- _Task description_
Report all lines from the entries below in which "scenery" appears.

*** Input data ***

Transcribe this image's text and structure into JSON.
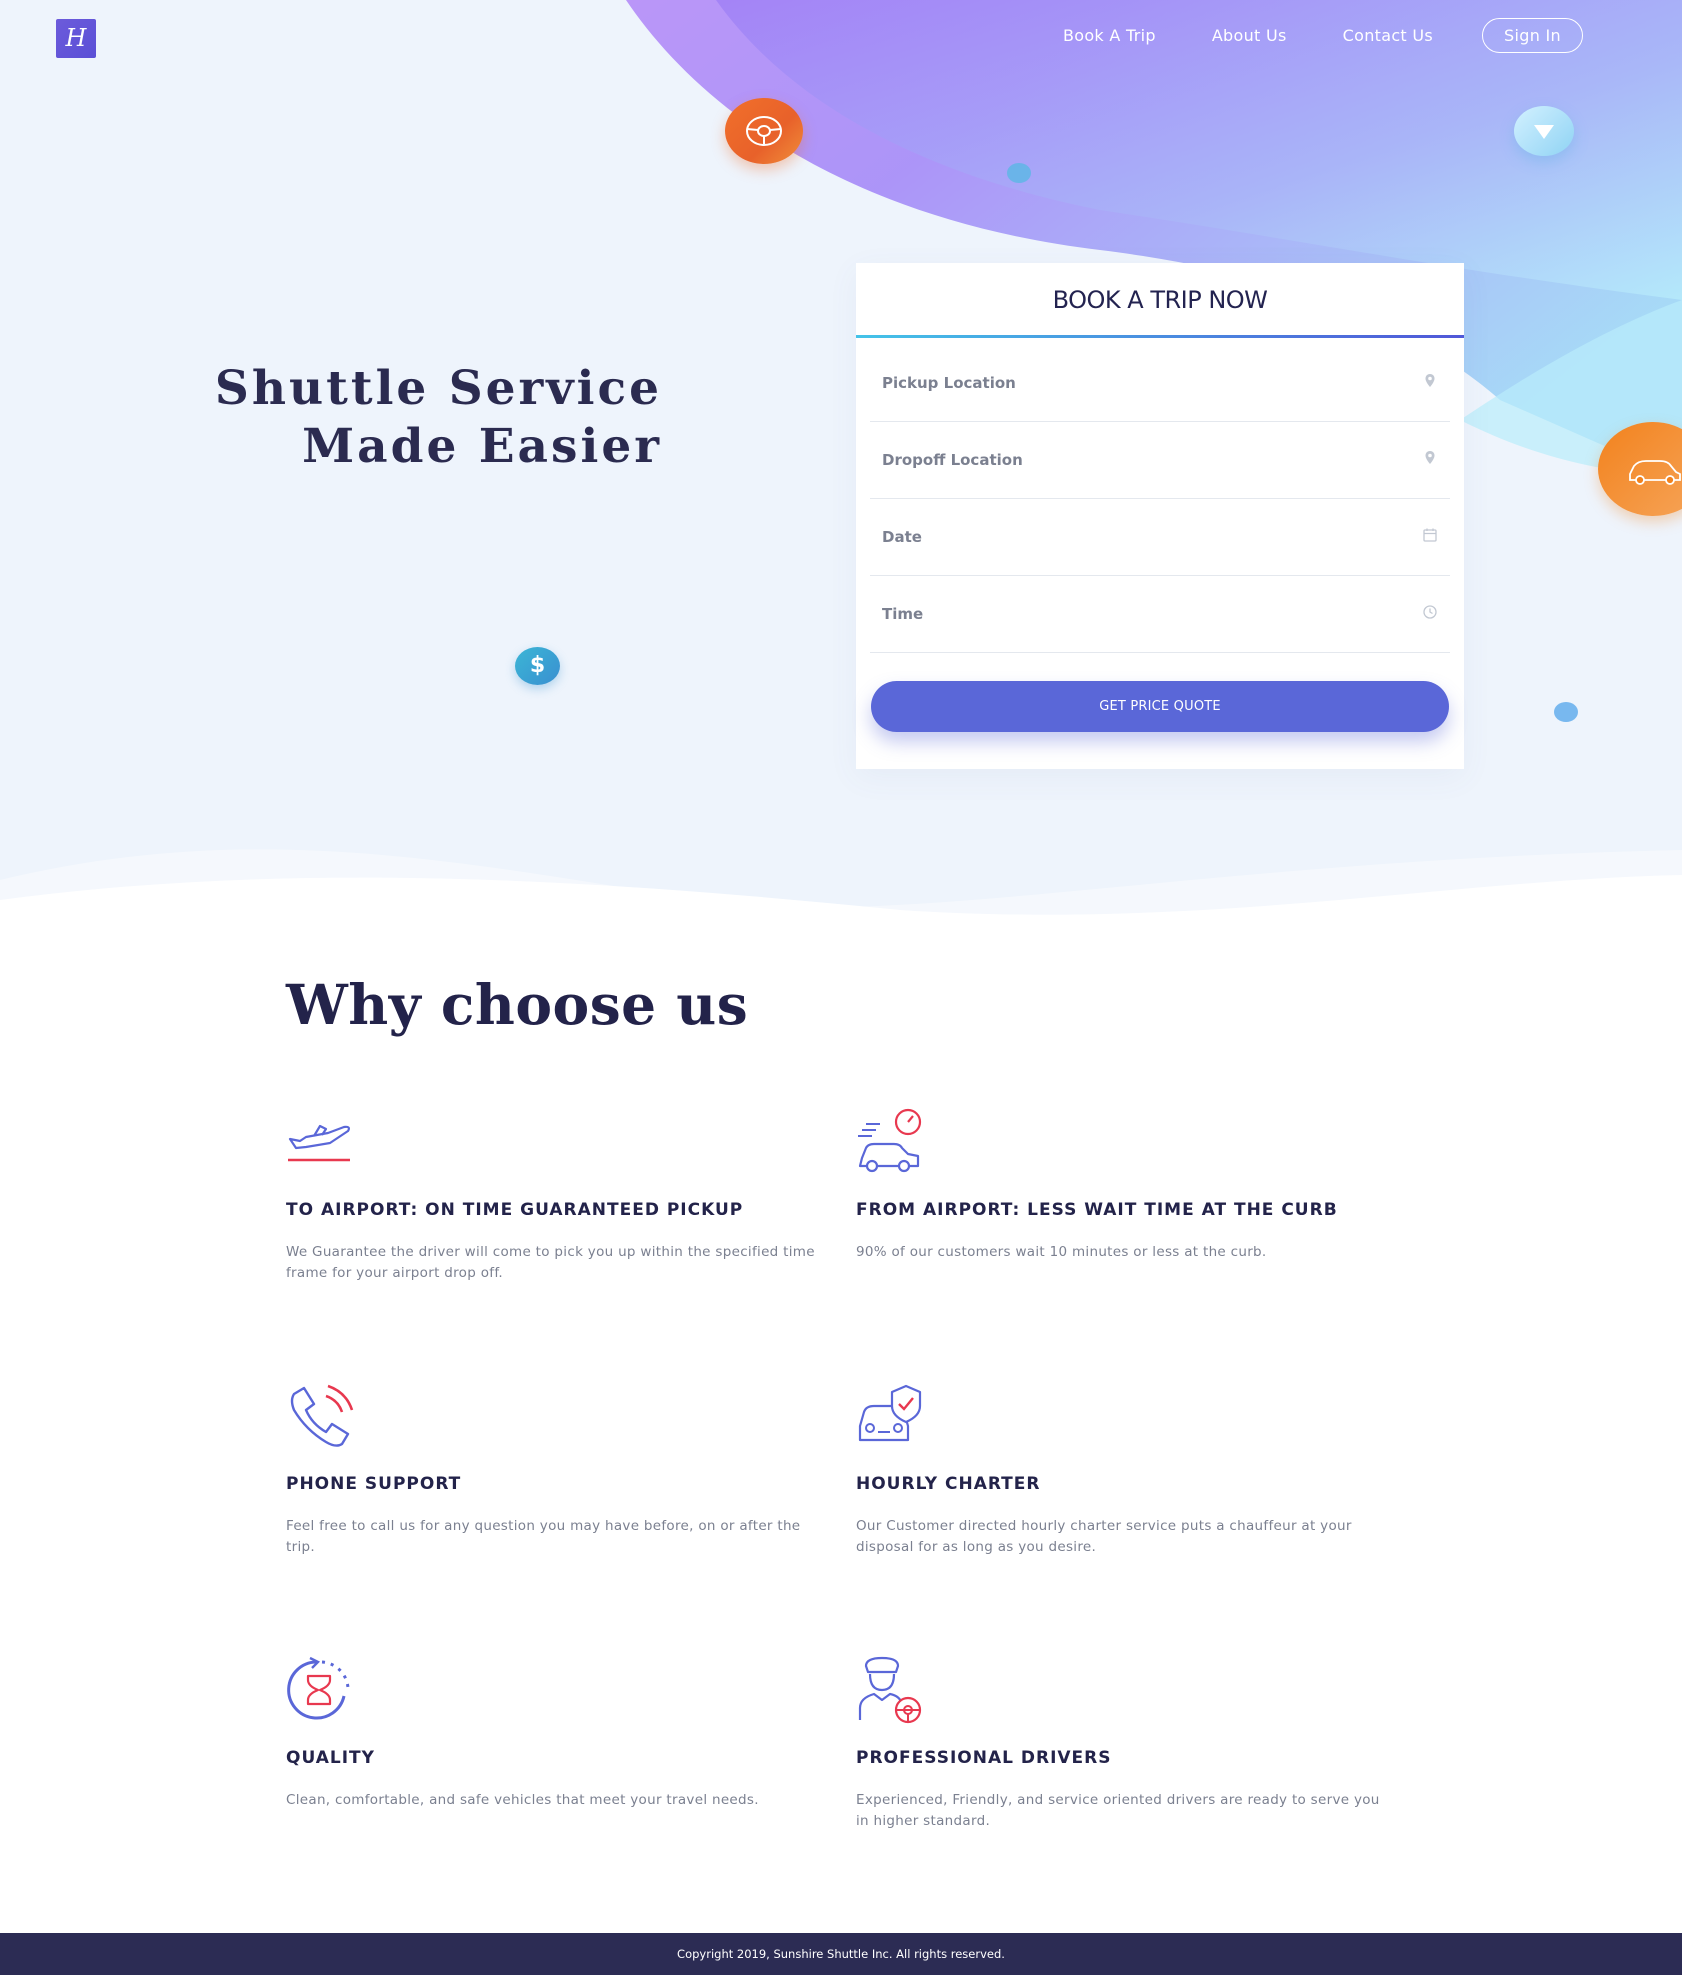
{
  "nav": {
    "book_trip": "Book A Trip",
    "about": "About Us",
    "contact": "Contact Us",
    "sign_in": "Sign In"
  },
  "hero": {
    "title": "Shuttle Service Made Easier",
    "dollar_symbol": "$"
  },
  "booking": {
    "title": "BOOK A TRIP NOW",
    "pickup": "Pickup Location",
    "dropoff": "Dropoff Location",
    "date": "Date",
    "time": "Time",
    "button": "GET PRICE QUOTE"
  },
  "why": {
    "title": "Why choose us",
    "features": [
      {
        "title": "TO AIRPORT: ON TIME GUARANTEED PICKUP",
        "desc": "We Guarantee the driver will come to pick you up within the specified time frame for your airport drop off.",
        "icon": "airplane-icon"
      },
      {
        "title": "FROM AIRPORT: LESS WAIT TIME AT THE CURB",
        "desc": "90% of our customers wait 10 minutes or less at the curb.",
        "icon": "car-speed-icon"
      },
      {
        "title": "PHONE SUPPORT",
        "desc": "Feel free to call us for any question you may have before, on or after the trip.",
        "icon": "phone-icon"
      },
      {
        "title": "HOURLY CHARTER",
        "desc": "Our Customer directed hourly charter service puts a chauffeur at your disposal for as long as you desire.",
        "icon": "car-shield-icon"
      },
      {
        "title": "QUALITY",
        "desc": "Clean, comfortable, and safe vehicles that meet your travel needs.",
        "icon": "hourglass-icon"
      },
      {
        "title": "PROFESSIONAL DRIVERS",
        "desc": "Experienced, Friendly, and service oriented drivers are ready to serve you in higher standard.",
        "icon": "driver-icon"
      }
    ]
  },
  "footer": {
    "copyright": "Copyright 2019, Sunshire Shuttle Inc. All rights reserved."
  },
  "colors": {
    "primary": "#5a67d8",
    "dark": "#2c2c54",
    "accent_red": "#e8384f",
    "orange": "#f1702b"
  }
}
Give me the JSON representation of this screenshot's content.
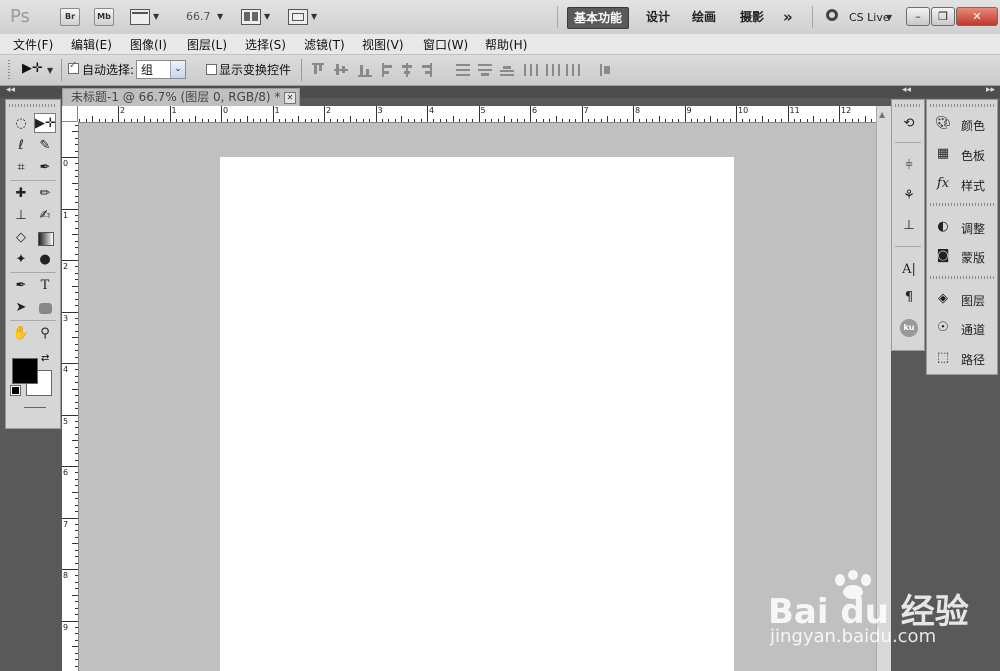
{
  "app": {
    "logo": "Ps",
    "bridge": "Br",
    "minibridge": "Mb",
    "zoom": "66.7",
    "workspaces": [
      "基本功能",
      "设计",
      "绘画",
      "摄影"
    ],
    "more": "»",
    "cslive": "CS Live"
  },
  "menu": [
    "文件(F)",
    "编辑(E)",
    "图像(I)",
    "图层(L)",
    "选择(S)",
    "滤镜(T)",
    "视图(V)",
    "窗口(W)",
    "帮助(H)"
  ],
  "options": {
    "auto_select_label": "自动选择:",
    "auto_select_checked": true,
    "auto_select_value": "组",
    "show_transform_label": "显示变换控件"
  },
  "document": {
    "tab_title": "未标题-1 @ 66.7% (图层 0, RGB/8) *",
    "h_ruler": [
      "2",
      "1",
      "0",
      "1",
      "2",
      "3",
      "4",
      "5",
      "6",
      "7",
      "8",
      "9",
      "10",
      "11",
      "12"
    ],
    "v_ruler": [
      "0",
      "1",
      "2",
      "3",
      "4",
      "5",
      "6",
      "7",
      "8",
      "9"
    ]
  },
  "panels": [
    {
      "label": "颜色",
      "icon": "color-palette-icon"
    },
    {
      "label": "色板",
      "icon": "swatches-grid-icon"
    },
    {
      "label": "样式",
      "icon": "fx-styles-icon"
    },
    {
      "label": "调整",
      "icon": "adjustment-circle-icon"
    },
    {
      "label": "蒙版",
      "icon": "mask-icon"
    },
    {
      "label": "图层",
      "icon": "layers-icon"
    },
    {
      "label": "通道",
      "icon": "channels-icon"
    },
    {
      "label": "路径",
      "icon": "paths-icon"
    }
  ],
  "colors": {
    "foreground": "#000000",
    "background": "#ffffff",
    "active_workspace": "#5a5a5a"
  },
  "watermark": {
    "brand": "Bai du 经验",
    "url": "jingyan.baidu.com"
  }
}
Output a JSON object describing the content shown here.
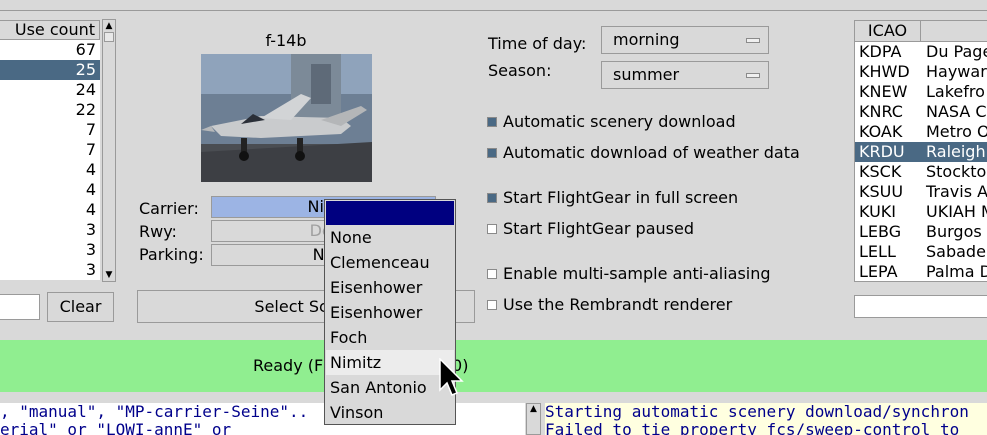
{
  "aircraft_list": {
    "column_header": "Use count",
    "counts": [
      "67",
      "25",
      "24",
      "22",
      "7",
      "7",
      "4",
      "4",
      "4",
      "3",
      "3",
      "3"
    ],
    "selected_index": 1
  },
  "filter": {
    "clear_label": "Clear"
  },
  "aircraft": {
    "name": "f-14b",
    "image_icon": "aircraft-carrier-photo"
  },
  "carrier_fields": {
    "carrier_label": "Carrier:",
    "carrier_value": "Nim",
    "rwy_label": "Rwy:",
    "rwy_value": "Def",
    "parking_label": "Parking:",
    "parking_value": "No",
    "scenario_button": "Select Scena"
  },
  "environment": {
    "time_label": "Time of day:",
    "time_value": "morning",
    "season_label": "Season:",
    "season_value": "summer"
  },
  "options": [
    {
      "label": "Automatic scenery download",
      "checked": true
    },
    {
      "label": "Automatic download of weather data",
      "checked": true
    },
    {
      "label": "Start FlightGear in full screen",
      "checked": true
    },
    {
      "label": "Start FlightGear paused",
      "checked": false
    },
    {
      "label": "Enable multi-sample anti-aliasing",
      "checked": false
    },
    {
      "label": "Use the Rembrandt renderer",
      "checked": false
    }
  ],
  "airports": {
    "header": "ICAO",
    "rows": [
      {
        "icao": "KDPA",
        "name": "Du Page"
      },
      {
        "icao": "KHWD",
        "name": "Haywar"
      },
      {
        "icao": "KNEW",
        "name": "Lakefro"
      },
      {
        "icao": "KNRC",
        "name": "NASA Cr"
      },
      {
        "icao": "KOAK",
        "name": "Metro O"
      },
      {
        "icao": "KRDU",
        "name": "Raleigh"
      },
      {
        "icao": "KSCK",
        "name": "Stockto"
      },
      {
        "icao": "KSUU",
        "name": "Travis A"
      },
      {
        "icao": "KUKI",
        "name": "UKIAH M"
      },
      {
        "icao": "LEBG",
        "name": "Burgos"
      },
      {
        "icao": "LELL",
        "name": "Sabadel"
      },
      {
        "icao": "LEPA",
        "name": "Palma D"
      }
    ],
    "selected_index": 5
  },
  "status": {
    "left_text": "Ready (F",
    "right_text": "s: 0)",
    "color": "#90ee90"
  },
  "command_pane": {
    "line1": ", \"manual\", \"MP-carrier-Seine\"..",
    "line2": "erial\" or \"LOWI-annE\" or"
  },
  "log_pane": {
    "line1": "Starting automatic scenery download/synchron",
    "line2": "Failed to tie property fcs/sweep-control to"
  },
  "carrier_menu": {
    "items": [
      "None",
      "Clemenceau",
      "Eisenhower",
      "Eisenhower",
      "Foch",
      "Nimitz",
      "San Antonio",
      "Vinson"
    ],
    "hover_index": 5
  }
}
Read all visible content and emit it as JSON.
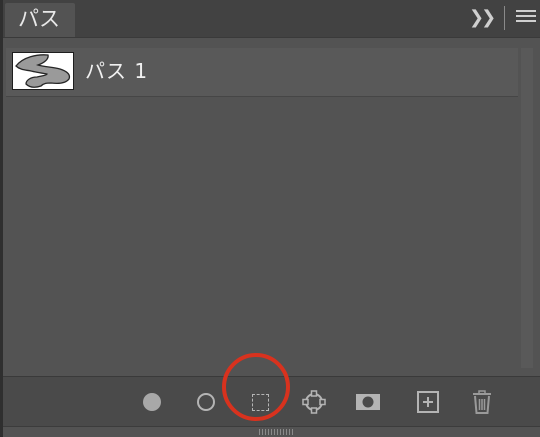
{
  "tab": {
    "title": "パス"
  },
  "paths": [
    {
      "name": "パス 1",
      "icon": "path-thumbnail"
    }
  ],
  "toolbar": {
    "tools": [
      {
        "name": "fill-path-icon"
      },
      {
        "name": "stroke-path-icon"
      },
      {
        "name": "load-as-selection-icon",
        "highlighted": true
      },
      {
        "name": "make-work-path-icon"
      },
      {
        "name": "add-mask-icon"
      },
      {
        "name": "new-path-icon"
      },
      {
        "name": "delete-path-icon"
      }
    ]
  },
  "colors": {
    "panel_bg": "#535353",
    "tab_bar": "#424242",
    "highlight_circle": "#d8321e"
  }
}
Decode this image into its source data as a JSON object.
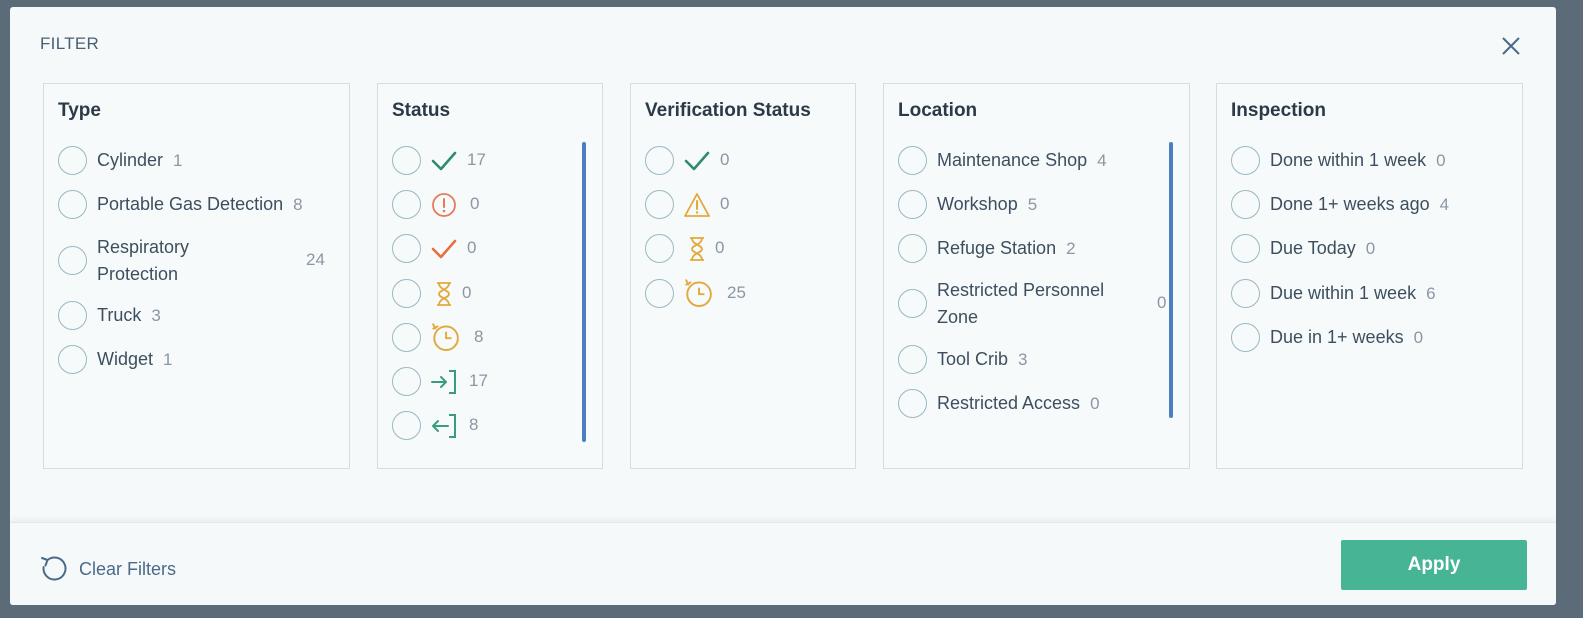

***

- _Task response_
      "label": "Automatic scenery download",
    "line1": "Starting automatic scenery download/synchron",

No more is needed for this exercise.